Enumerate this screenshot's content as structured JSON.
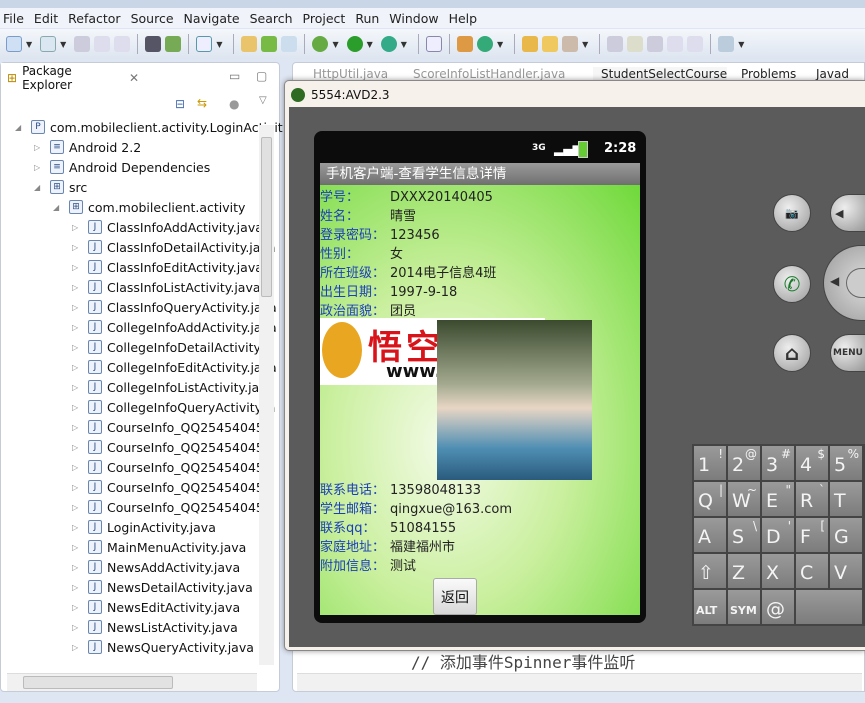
{
  "menu": [
    "File",
    "Edit",
    "Refactor",
    "Source",
    "Navigate",
    "Search",
    "Project",
    "Run",
    "Window",
    "Help"
  ],
  "package_explorer": {
    "title": "Package Explorer",
    "project": "com.mobileclient.activity.LoginActivit",
    "items": [
      {
        "label": "Android 2.2",
        "level": 1,
        "icon": "library-icon"
      },
      {
        "label": "Android Dependencies",
        "level": 1,
        "icon": "library-icon"
      },
      {
        "label": "src",
        "level": 1,
        "icon": "source-folder-icon",
        "expanded": true
      },
      {
        "label": "com.mobileclient.activity",
        "level": 2,
        "icon": "package-icon",
        "expanded": true
      },
      {
        "label": "ClassInfoAddActivity.java",
        "level": 3
      },
      {
        "label": "ClassInfoDetailActivity.java",
        "level": 3
      },
      {
        "label": "ClassInfoEditActivity.java",
        "level": 3
      },
      {
        "label": "ClassInfoListActivity.java",
        "level": 3
      },
      {
        "label": "ClassInfoQueryActivity.java",
        "level": 3
      },
      {
        "label": "CollegeInfoAddActivity.java",
        "level": 3
      },
      {
        "label": "CollegeInfoDetailActivity.ja",
        "level": 3
      },
      {
        "label": "CollegeInfoEditActivity.java",
        "level": 3
      },
      {
        "label": "CollegeInfoListActivity.java",
        "level": 3
      },
      {
        "label": "CollegeInfoQueryActivity.ja",
        "level": 3
      },
      {
        "label": "CourseInfo_QQ254540457",
        "level": 3
      },
      {
        "label": "CourseInfo_QQ254540457",
        "level": 3
      },
      {
        "label": "CourseInfo_QQ254540457",
        "level": 3
      },
      {
        "label": "CourseInfo_QQ254540457",
        "level": 3
      },
      {
        "label": "CourseInfo_QQ254540457",
        "level": 3
      },
      {
        "label": "LoginActivity.java",
        "level": 3
      },
      {
        "label": "MainMenuActivity.java",
        "level": 3
      },
      {
        "label": "NewsAddActivity.java",
        "level": 3
      },
      {
        "label": "NewsDetailActivity.java",
        "level": 3
      },
      {
        "label": "NewsEditActivity.java",
        "level": 3
      },
      {
        "label": "NewsListActivity.java",
        "level": 3
      },
      {
        "label": "NewsQueryActivity.java",
        "level": 3
      }
    ]
  },
  "editor": {
    "tabs": [
      "HttpUtil.java",
      "ScoreInfoListHandler.java",
      "StudentSelectCourse",
      "Problems",
      "Javad"
    ],
    "code_line": "// 添加事件Spinner事件监听"
  },
  "emulator": {
    "title": "5554:AVD2.3",
    "status": {
      "network": "3G",
      "time": "2:28"
    },
    "app_title": "手机客户端-查看学生信息详情",
    "fields_top": [
      {
        "label": "学号：",
        "value": "DXXX20140405"
      },
      {
        "label": "姓名：",
        "value": "晴雪"
      },
      {
        "label": "登录密码：",
        "value": "123456"
      },
      {
        "label": "性别：",
        "value": "女"
      },
      {
        "label": "所在班级：",
        "value": "2014电子信息4班"
      },
      {
        "label": "出生日期：",
        "value": "1997-9-18"
      },
      {
        "label": "政治面貌：",
        "value": "团员"
      }
    ],
    "fields_bottom": [
      {
        "label": "联系电话：",
        "value": "13598048133"
      },
      {
        "label": "学生邮箱：",
        "value": "qingxue@163.com"
      },
      {
        "label": "联系qq：",
        "value": "51084155"
      },
      {
        "label": "家庭地址：",
        "value": "福建福州市"
      },
      {
        "label": "附加信息：",
        "value": "测试"
      }
    ],
    "back_button": "返回",
    "watermark": {
      "cn": "悟空源码",
      "url": "www.5kym.com"
    },
    "hw_buttons": {
      "menu": "MENU"
    },
    "keyboard": [
      [
        "1",
        "2",
        "3",
        "4",
        "5"
      ],
      [
        "Q",
        "W",
        "E",
        "R",
        "T"
      ],
      [
        "A",
        "S",
        "D",
        "F",
        "G"
      ],
      [
        "⇧",
        "Z",
        "X",
        "C",
        "V"
      ],
      [
        "ALT",
        "SYM",
        "@"
      ]
    ],
    "keyboard_alt": [
      [
        "!",
        "@",
        "#",
        "$",
        "%"
      ],
      [
        "|",
        "~",
        "\"",
        "`",
        ""
      ],
      [
        "",
        "\\",
        "'",
        "[",
        ""
      ]
    ]
  }
}
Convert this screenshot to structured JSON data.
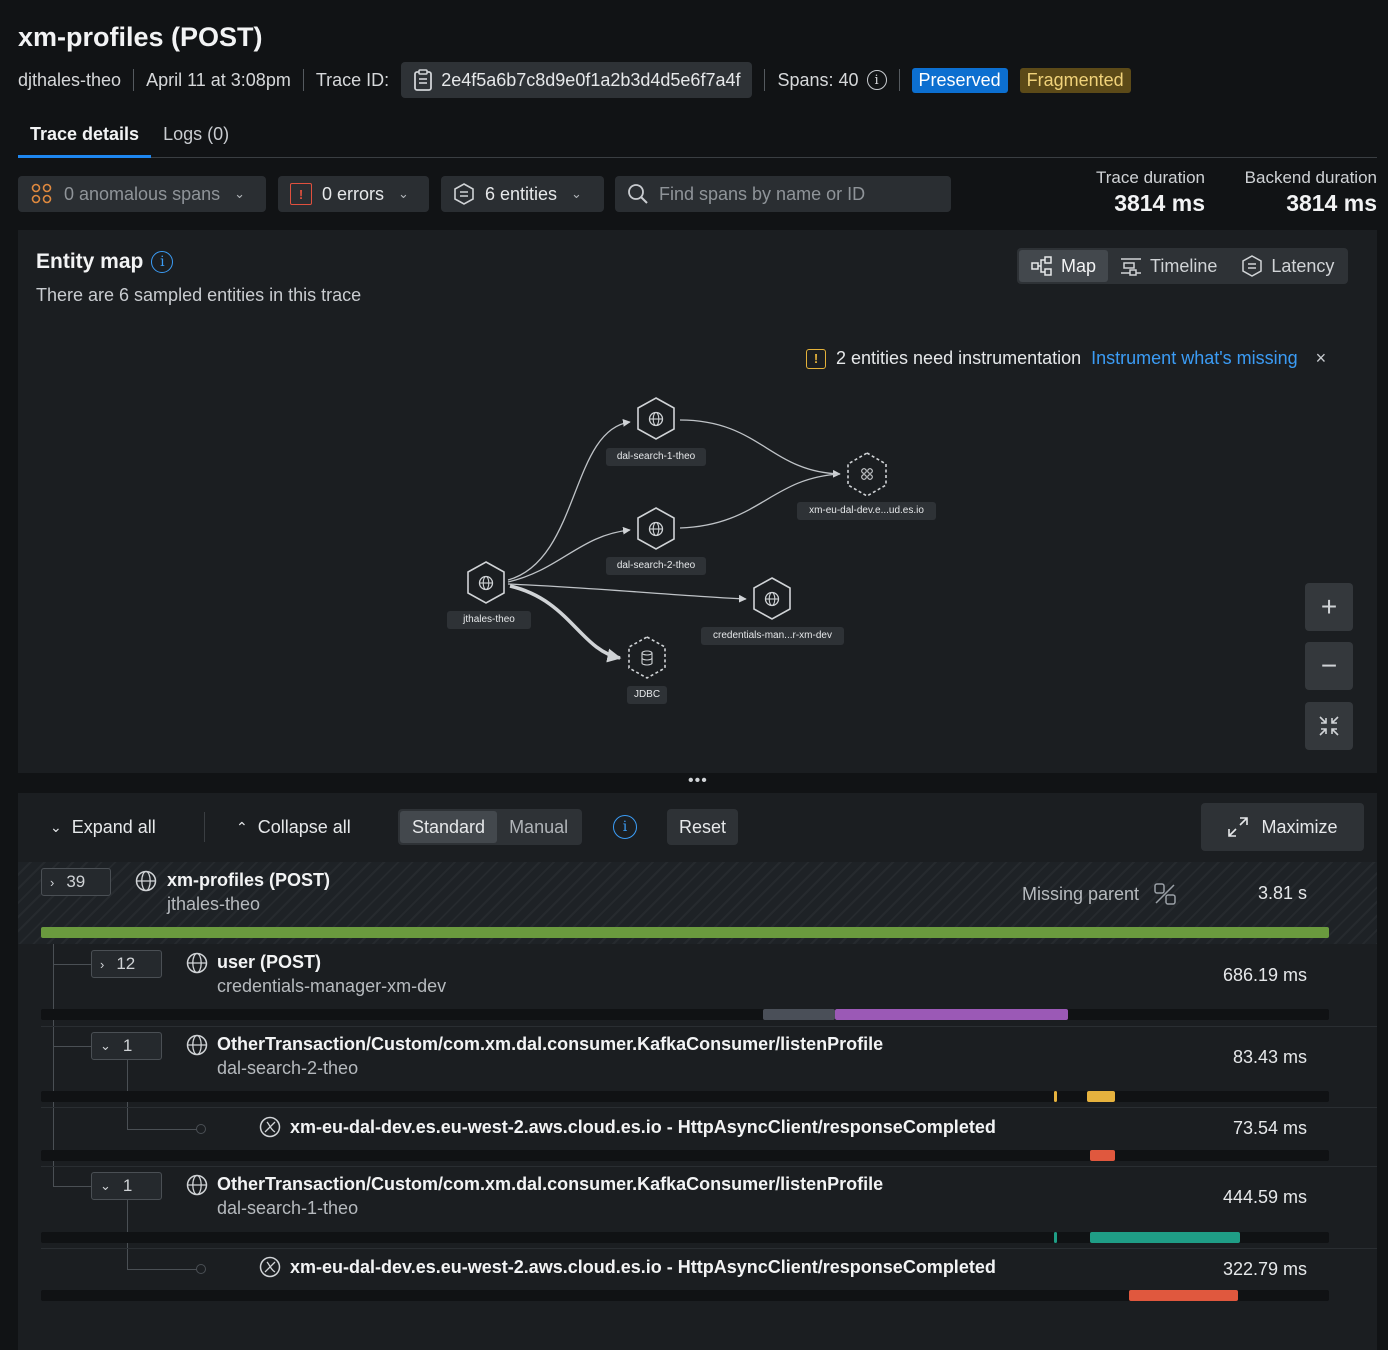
{
  "header": {
    "title": "xm-profiles (POST)",
    "user": "djthales-theo",
    "timestamp": "April 11 at 3:08pm",
    "trace_id_label": "Trace ID:",
    "trace_id": "2e4f5a6b7c8d9e0f1a2b3d4d5e6f7a4f",
    "spans_label": "Spans: 40",
    "badge_preserved": "Preserved",
    "badge_fragmented": "Fragmented"
  },
  "tabs": [
    {
      "label": "Trace details",
      "active": true
    },
    {
      "label": "Logs (0)",
      "active": false
    }
  ],
  "filters": {
    "anomalous": "0 anomalous spans",
    "errors": "0 errors",
    "entities": "6 entities",
    "search_placeholder": "Find spans by name or ID"
  },
  "durations": {
    "trace_label": "Trace duration",
    "trace_value": "3814 ms",
    "backend_label": "Backend duration",
    "backend_value": "3814 ms"
  },
  "entity_map": {
    "title": "Entity map",
    "subtitle": "There are 6 sampled entities in this trace",
    "view_map": "Map",
    "view_timeline": "Timeline",
    "view_latency": "Latency",
    "warning_text": "2 entities need instrumentation",
    "warning_link": "Instrument what's missing",
    "close": "×",
    "nodes": {
      "root": "jthales-theo",
      "search1": "dal-search-1-theo",
      "search2": "dal-search-2-theo",
      "es": "xm-eu-dal-dev.e...ud.es.io",
      "cred": "credentials-man...r-xm-dev",
      "jdbc": "JDBC"
    },
    "zoom_in": "+",
    "zoom_out": "−"
  },
  "toolbar": {
    "expand_all": "Expand all",
    "collapse_all": "Collapse all",
    "mode_standard": "Standard",
    "mode_manual": "Manual",
    "reset": "Reset",
    "maximize": "Maximize"
  },
  "spans": {
    "root": {
      "count": "39",
      "name": "xm-profiles (POST)",
      "entity": "jthales-theo",
      "status": "Missing parent",
      "duration": "3.81 s"
    },
    "s1": {
      "count": "12",
      "name": "user (POST)",
      "entity": "credentials-manager-xm-dev",
      "duration": "686.19 ms"
    },
    "s2": {
      "count": "1",
      "name": "OtherTransaction/Custom/com.xm.dal.consumer.KafkaConsumer/listenProfile",
      "entity": "dal-search-2-theo",
      "duration": "83.43 ms"
    },
    "s3": {
      "name": "xm-eu-dal-dev.es.eu-west-2.aws.cloud.es.io - HttpAsyncClient/responseCompleted",
      "duration": "73.54 ms"
    },
    "s4": {
      "count": "1",
      "name": "OtherTransaction/Custom/com.xm.dal.consumer.KafkaConsumer/listenProfile",
      "entity": "dal-search-1-theo",
      "duration": "444.59 ms"
    },
    "s5": {
      "name": "xm-eu-dal-dev.es.eu-west-2.aws.cloud.es.io - HttpAsyncClient/responseCompleted",
      "duration": "322.79 ms"
    }
  },
  "colors": {
    "accent": "#1e87f0",
    "root_bar": "#6a9a3e",
    "purple": "#9b59b6",
    "yellow": "#e6b23e",
    "red": "#e0583e",
    "teal": "#1f9e86"
  }
}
# # # #
### SHORT EXERCISE
Read the entries above, then pull out the lines that include "POST".

### EXERCISE SOLUTION
    "title": "xm-profiles (POST)",
      "name": "xm-profiles (POST)",
      "name": "user (POST)",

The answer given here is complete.